TASK DIRECTIONS> Collect every line of the records below that contains the word "freq".

LISTING>
###

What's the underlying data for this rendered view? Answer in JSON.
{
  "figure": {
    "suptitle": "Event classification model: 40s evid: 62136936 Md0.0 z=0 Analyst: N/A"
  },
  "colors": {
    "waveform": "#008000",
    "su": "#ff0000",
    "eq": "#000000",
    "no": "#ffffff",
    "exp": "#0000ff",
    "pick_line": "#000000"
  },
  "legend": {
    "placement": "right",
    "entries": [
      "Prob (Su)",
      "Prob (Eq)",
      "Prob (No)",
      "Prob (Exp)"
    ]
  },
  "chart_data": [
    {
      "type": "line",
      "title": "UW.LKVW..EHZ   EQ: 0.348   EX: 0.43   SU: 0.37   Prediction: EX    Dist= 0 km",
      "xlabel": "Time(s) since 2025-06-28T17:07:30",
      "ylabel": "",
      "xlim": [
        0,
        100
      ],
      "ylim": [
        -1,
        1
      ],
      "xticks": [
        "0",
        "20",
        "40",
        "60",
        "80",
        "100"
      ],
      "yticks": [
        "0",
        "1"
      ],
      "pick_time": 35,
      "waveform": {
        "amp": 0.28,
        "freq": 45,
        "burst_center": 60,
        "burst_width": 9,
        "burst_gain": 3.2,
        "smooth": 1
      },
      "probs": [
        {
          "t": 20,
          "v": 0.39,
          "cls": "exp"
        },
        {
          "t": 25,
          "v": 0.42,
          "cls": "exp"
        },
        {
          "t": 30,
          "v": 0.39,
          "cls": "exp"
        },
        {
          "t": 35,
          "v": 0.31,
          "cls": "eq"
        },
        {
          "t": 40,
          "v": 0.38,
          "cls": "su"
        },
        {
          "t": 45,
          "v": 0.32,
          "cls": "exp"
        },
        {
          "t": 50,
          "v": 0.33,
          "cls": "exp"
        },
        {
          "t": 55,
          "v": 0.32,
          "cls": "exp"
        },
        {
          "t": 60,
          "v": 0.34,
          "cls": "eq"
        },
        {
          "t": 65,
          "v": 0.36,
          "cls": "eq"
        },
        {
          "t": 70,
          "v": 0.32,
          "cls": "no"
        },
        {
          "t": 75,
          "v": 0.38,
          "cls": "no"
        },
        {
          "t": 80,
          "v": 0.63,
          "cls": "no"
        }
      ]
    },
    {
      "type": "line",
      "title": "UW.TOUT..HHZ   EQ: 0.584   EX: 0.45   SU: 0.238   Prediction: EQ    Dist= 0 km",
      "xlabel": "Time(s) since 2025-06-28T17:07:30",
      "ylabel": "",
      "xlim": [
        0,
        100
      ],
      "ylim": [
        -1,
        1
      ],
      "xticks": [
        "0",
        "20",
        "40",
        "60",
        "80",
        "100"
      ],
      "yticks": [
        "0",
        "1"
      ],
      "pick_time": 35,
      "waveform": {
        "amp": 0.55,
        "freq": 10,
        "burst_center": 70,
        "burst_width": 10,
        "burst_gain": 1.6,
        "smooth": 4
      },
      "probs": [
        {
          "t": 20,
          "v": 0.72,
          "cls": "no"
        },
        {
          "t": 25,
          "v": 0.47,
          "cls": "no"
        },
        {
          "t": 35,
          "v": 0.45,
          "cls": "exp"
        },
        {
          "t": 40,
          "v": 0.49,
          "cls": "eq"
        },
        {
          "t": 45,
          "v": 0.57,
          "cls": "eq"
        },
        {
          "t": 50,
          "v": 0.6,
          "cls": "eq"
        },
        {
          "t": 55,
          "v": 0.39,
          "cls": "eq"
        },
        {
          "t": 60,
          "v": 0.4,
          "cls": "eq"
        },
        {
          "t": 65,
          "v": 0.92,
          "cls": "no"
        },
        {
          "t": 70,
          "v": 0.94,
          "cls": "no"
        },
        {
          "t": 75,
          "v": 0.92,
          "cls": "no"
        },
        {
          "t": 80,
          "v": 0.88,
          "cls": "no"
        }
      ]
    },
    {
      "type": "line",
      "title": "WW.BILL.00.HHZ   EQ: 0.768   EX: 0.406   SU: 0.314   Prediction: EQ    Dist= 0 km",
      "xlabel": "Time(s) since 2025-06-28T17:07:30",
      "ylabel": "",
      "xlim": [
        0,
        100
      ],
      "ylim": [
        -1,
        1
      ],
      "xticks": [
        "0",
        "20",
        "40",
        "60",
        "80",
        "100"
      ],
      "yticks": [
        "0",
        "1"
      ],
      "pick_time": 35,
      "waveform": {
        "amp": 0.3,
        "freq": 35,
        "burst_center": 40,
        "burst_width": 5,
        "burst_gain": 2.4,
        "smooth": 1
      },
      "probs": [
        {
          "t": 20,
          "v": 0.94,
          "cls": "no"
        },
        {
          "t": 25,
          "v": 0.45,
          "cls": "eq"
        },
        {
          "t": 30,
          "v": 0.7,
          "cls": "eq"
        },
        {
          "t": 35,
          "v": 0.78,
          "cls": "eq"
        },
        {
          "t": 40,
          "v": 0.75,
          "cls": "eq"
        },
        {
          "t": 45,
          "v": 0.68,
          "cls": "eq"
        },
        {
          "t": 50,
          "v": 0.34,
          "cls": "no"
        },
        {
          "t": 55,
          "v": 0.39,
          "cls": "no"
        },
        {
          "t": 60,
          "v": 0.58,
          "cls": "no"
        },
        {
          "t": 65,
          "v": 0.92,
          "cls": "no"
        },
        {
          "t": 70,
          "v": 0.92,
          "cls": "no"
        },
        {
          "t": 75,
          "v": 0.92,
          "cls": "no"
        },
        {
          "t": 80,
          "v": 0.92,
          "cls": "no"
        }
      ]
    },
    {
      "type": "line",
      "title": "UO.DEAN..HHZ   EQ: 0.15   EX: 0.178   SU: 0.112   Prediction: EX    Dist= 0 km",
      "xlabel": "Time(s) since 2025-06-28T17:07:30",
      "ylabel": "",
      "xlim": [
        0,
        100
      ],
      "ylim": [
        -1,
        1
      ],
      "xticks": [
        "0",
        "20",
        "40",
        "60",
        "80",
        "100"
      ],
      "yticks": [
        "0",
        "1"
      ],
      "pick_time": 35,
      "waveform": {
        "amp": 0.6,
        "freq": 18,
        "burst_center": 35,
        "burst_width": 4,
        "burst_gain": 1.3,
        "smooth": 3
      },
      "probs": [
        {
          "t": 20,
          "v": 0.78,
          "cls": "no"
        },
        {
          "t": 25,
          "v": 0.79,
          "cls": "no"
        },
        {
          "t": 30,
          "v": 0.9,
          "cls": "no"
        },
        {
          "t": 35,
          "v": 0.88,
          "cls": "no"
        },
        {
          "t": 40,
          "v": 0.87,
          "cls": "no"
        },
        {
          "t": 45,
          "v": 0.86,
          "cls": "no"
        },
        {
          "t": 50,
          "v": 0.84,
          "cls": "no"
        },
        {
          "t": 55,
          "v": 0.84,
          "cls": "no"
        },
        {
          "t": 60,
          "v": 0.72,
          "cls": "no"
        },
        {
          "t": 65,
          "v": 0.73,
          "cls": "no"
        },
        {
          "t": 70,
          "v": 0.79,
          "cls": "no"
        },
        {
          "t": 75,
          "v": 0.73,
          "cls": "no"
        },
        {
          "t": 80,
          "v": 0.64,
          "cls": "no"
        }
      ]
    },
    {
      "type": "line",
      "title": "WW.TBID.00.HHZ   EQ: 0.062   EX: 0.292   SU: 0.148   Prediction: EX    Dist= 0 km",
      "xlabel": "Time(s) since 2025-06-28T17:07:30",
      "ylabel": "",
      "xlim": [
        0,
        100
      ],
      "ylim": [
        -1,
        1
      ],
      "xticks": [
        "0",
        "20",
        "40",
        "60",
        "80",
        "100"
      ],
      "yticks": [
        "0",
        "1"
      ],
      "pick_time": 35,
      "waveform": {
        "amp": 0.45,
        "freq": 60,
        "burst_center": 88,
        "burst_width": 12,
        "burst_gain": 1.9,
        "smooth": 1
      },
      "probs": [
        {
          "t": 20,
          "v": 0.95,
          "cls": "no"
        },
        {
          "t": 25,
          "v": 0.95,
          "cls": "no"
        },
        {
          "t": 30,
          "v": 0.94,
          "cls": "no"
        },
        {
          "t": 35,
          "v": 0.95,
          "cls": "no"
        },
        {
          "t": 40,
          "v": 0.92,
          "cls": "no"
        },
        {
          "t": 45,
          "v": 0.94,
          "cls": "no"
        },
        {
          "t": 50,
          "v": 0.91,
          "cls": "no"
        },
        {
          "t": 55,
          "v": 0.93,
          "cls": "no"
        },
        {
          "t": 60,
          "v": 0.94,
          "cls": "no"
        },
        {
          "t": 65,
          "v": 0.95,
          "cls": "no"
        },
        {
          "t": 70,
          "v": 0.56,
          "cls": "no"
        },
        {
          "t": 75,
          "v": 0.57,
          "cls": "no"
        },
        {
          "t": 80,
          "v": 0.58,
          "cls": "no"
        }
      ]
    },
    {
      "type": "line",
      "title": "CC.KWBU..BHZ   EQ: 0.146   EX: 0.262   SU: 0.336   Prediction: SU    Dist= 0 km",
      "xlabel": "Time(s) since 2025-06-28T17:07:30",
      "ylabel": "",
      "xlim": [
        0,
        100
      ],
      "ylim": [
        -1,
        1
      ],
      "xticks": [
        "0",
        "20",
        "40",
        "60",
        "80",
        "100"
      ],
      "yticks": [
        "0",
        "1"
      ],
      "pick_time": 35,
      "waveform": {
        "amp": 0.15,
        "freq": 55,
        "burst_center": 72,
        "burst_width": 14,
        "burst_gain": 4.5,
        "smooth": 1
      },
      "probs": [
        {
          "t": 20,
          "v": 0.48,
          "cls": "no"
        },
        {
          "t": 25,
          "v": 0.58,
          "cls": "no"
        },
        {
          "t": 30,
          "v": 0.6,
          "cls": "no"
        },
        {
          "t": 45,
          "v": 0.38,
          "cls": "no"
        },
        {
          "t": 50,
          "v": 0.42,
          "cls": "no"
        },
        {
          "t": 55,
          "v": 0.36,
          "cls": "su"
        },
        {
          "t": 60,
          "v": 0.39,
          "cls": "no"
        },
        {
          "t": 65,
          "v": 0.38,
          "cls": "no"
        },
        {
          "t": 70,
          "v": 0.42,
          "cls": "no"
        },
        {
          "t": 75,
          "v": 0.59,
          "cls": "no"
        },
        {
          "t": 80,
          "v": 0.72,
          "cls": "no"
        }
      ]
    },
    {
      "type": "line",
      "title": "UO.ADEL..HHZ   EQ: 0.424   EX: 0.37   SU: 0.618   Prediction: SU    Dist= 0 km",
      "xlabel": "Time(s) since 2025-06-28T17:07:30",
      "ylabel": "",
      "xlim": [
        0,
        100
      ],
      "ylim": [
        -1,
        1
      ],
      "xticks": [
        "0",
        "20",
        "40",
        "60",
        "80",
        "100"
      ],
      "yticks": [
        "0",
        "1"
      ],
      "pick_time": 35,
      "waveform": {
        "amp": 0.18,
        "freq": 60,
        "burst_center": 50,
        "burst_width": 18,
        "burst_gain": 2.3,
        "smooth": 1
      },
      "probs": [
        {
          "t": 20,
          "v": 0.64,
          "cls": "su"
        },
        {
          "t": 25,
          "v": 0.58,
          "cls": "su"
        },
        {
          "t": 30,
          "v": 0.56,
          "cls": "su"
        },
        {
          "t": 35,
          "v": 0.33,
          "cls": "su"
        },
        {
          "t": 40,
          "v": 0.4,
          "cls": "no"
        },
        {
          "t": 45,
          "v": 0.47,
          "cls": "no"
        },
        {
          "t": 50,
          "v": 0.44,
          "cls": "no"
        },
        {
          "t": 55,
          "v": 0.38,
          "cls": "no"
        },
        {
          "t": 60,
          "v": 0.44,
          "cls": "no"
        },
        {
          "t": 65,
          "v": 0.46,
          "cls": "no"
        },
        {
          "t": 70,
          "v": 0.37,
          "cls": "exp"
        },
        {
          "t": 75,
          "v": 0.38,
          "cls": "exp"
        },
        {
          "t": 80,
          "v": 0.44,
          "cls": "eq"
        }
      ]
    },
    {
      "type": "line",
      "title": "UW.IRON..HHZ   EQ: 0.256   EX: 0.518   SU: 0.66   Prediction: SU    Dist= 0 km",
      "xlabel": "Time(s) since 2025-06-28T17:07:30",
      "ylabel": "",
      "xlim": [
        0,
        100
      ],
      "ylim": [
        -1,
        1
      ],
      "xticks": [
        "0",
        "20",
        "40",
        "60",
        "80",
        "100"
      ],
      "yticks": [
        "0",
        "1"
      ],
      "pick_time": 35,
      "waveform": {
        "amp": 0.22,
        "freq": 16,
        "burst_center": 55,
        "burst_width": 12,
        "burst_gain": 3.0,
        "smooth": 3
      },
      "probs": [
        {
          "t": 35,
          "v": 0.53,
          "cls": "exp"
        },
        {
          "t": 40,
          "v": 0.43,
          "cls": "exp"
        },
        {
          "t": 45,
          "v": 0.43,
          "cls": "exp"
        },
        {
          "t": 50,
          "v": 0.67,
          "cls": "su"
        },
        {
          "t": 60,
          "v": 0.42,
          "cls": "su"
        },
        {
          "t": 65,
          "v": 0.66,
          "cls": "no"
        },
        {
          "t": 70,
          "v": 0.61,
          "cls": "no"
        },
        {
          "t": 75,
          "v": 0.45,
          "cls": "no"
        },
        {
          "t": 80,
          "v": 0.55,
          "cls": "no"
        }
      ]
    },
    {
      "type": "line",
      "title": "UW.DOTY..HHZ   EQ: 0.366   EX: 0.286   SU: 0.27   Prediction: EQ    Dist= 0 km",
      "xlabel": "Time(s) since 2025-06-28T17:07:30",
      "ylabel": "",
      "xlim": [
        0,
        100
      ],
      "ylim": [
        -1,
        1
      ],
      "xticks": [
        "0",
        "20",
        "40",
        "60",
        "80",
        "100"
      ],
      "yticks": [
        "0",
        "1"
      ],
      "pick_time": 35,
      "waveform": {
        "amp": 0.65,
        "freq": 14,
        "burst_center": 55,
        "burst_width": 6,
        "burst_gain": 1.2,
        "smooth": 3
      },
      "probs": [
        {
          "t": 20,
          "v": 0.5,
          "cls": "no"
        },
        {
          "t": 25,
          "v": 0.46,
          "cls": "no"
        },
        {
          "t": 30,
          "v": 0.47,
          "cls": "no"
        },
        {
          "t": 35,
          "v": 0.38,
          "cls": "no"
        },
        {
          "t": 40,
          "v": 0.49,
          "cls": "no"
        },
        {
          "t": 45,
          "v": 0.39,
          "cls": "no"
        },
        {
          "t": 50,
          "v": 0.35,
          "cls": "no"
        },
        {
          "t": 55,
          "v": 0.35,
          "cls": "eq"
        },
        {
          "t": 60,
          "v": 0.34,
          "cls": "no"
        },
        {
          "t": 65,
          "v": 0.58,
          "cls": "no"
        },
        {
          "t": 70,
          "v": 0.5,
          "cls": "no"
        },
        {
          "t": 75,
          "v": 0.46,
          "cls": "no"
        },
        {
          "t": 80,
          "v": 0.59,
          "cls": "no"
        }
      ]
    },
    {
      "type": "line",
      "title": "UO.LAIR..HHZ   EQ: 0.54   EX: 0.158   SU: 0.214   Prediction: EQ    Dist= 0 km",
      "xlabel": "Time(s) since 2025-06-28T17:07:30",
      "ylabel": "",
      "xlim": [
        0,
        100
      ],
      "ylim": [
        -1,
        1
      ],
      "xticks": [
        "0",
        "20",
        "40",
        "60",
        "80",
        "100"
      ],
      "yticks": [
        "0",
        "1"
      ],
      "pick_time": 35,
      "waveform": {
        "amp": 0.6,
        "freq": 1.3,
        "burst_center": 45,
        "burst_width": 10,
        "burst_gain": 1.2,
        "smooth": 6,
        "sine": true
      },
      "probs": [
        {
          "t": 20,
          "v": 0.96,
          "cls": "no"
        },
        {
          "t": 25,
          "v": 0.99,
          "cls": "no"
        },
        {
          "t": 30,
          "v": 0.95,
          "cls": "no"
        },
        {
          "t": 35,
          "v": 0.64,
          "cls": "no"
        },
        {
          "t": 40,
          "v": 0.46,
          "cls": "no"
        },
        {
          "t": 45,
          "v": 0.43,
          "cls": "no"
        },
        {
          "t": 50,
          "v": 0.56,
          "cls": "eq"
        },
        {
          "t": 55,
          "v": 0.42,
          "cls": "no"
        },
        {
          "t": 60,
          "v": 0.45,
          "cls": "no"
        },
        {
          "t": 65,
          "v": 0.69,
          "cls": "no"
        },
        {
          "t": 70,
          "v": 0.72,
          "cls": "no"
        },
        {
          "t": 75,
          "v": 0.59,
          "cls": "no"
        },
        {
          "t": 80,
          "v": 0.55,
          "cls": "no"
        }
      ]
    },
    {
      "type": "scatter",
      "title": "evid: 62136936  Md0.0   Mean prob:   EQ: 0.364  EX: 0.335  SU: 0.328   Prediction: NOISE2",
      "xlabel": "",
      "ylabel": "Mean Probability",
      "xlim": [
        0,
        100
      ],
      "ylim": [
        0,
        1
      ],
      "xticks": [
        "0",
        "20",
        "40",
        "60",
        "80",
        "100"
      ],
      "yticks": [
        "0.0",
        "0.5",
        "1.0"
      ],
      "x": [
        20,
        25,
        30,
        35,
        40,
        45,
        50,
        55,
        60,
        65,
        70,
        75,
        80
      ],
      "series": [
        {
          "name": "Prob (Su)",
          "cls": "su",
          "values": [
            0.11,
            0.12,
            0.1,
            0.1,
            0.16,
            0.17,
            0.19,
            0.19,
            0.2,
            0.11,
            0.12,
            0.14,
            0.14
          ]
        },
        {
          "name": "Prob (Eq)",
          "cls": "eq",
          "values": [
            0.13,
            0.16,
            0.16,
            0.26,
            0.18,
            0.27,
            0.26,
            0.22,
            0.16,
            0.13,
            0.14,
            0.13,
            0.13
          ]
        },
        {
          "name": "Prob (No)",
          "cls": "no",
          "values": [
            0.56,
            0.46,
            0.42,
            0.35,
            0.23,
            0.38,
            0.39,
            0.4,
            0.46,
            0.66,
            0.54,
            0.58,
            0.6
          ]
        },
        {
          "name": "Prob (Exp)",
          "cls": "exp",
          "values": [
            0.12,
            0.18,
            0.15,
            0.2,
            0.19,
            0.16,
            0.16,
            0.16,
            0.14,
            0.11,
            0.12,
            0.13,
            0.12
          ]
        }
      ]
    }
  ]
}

###

RESPONSE TO THE EXERCISE>
        "freq": 45,
        "freq": 10,
        "freq": 35,
        "freq": 18,
        "freq": 60,
        "freq": 55,
        "freq": 60,
        "freq": 16,
        "freq": 14,
        "freq": 1.3,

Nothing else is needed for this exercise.